Records excerpted from a collection
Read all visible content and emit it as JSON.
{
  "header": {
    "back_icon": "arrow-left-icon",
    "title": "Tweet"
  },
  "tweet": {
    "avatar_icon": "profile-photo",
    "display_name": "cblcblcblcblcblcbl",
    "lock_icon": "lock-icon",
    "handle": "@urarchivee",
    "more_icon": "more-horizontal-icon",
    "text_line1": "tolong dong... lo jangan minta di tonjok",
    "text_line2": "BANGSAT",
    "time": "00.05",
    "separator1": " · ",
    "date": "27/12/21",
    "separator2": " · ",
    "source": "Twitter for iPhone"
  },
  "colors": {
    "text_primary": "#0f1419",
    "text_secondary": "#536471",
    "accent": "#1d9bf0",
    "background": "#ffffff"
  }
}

JOB: Exactly as written, please output every entry.

SOLUTION:
Read all visible content and emit it as JSON.
{
  "header": {
    "back_icon": "arrow-left-icon",
    "title": "Tweet"
  },
  "tweet": {
    "avatar_icon": "profile-photo",
    "display_name": "cblcblcblcblcblcbl",
    "lock_icon": "lock-icon",
    "handle": "@urarchivee",
    "more_icon": "more-horizontal-icon",
    "text_line1": "tolong dong... lo jangan minta di tonjok",
    "text_line2": "BANGSAT",
    "time": "00.05",
    "separator1": " · ",
    "date": "27/12/21",
    "separator2": " · ",
    "source": "Twitter for iPhone"
  },
  "colors": {
    "text_primary": "#0f1419",
    "text_secondary": "#536471",
    "accent": "#1d9bf0",
    "background": "#ffffff"
  }
}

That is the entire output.